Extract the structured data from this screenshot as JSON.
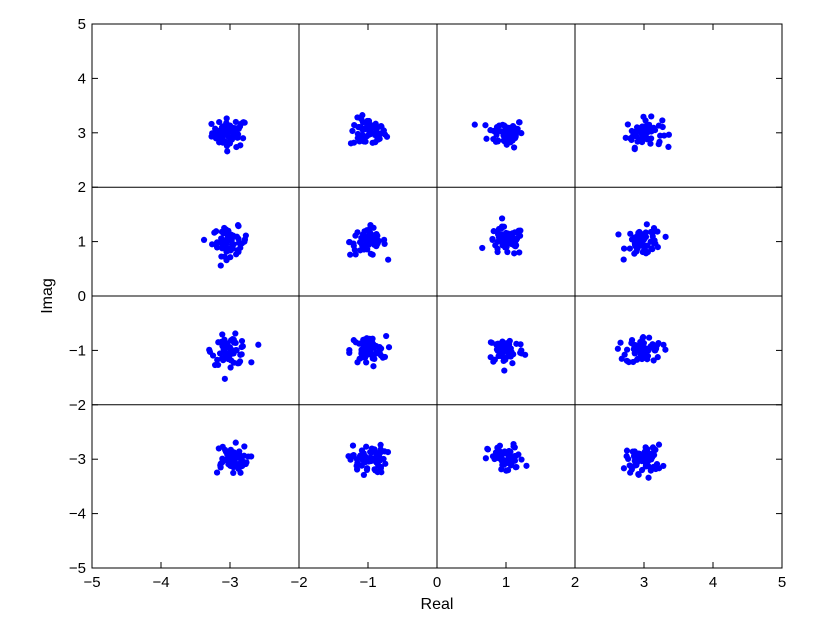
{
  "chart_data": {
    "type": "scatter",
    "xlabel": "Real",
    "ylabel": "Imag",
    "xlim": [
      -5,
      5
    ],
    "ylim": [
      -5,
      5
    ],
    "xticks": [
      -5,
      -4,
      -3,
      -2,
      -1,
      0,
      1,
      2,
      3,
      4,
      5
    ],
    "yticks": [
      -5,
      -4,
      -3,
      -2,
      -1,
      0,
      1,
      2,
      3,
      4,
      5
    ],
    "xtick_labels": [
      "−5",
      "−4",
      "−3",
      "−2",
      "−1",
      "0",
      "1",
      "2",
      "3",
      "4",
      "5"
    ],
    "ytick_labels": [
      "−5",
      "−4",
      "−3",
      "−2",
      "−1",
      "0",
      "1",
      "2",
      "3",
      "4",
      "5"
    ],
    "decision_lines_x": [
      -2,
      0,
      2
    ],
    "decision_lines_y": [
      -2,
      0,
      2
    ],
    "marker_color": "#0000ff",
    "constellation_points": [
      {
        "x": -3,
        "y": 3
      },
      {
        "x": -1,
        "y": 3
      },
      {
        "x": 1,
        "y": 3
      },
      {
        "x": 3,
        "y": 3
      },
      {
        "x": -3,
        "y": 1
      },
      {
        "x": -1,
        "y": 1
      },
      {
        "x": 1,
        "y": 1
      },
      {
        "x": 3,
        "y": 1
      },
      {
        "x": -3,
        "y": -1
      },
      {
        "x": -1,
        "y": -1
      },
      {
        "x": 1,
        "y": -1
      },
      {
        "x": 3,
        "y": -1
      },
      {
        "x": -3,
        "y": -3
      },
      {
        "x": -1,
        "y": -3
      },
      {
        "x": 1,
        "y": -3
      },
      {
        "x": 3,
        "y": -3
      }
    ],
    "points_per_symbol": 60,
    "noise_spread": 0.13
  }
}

WHAT IS NEEDED: Go through the listing above and write it out again exactly, dropping the pictures.

ANSWER:
Extract the structured data from this screenshot as JSON.
{
  "chart_data": {
    "type": "scatter",
    "xlabel": "Real",
    "ylabel": "Imag",
    "xlim": [
      -5,
      5
    ],
    "ylim": [
      -5,
      5
    ],
    "xticks": [
      -5,
      -4,
      -3,
      -2,
      -1,
      0,
      1,
      2,
      3,
      4,
      5
    ],
    "yticks": [
      -5,
      -4,
      -3,
      -2,
      -1,
      0,
      1,
      2,
      3,
      4,
      5
    ],
    "xtick_labels": [
      "−5",
      "−4",
      "−3",
      "−2",
      "−1",
      "0",
      "1",
      "2",
      "3",
      "4",
      "5"
    ],
    "ytick_labels": [
      "−5",
      "−4",
      "−3",
      "−2",
      "−1",
      "0",
      "1",
      "2",
      "3",
      "4",
      "5"
    ],
    "decision_lines_x": [
      -2,
      0,
      2
    ],
    "decision_lines_y": [
      -2,
      0,
      2
    ],
    "marker_color": "#0000ff",
    "constellation_points": [
      {
        "x": -3,
        "y": 3
      },
      {
        "x": -1,
        "y": 3
      },
      {
        "x": 1,
        "y": 3
      },
      {
        "x": 3,
        "y": 3
      },
      {
        "x": -3,
        "y": 1
      },
      {
        "x": -1,
        "y": 1
      },
      {
        "x": 1,
        "y": 1
      },
      {
        "x": 3,
        "y": 1
      },
      {
        "x": -3,
        "y": -1
      },
      {
        "x": -1,
        "y": -1
      },
      {
        "x": 1,
        "y": -1
      },
      {
        "x": 3,
        "y": -1
      },
      {
        "x": -3,
        "y": -3
      },
      {
        "x": -1,
        "y": -3
      },
      {
        "x": 1,
        "y": -3
      },
      {
        "x": 3,
        "y": -3
      }
    ],
    "points_per_symbol": 60,
    "noise_spread": 0.13
  }
}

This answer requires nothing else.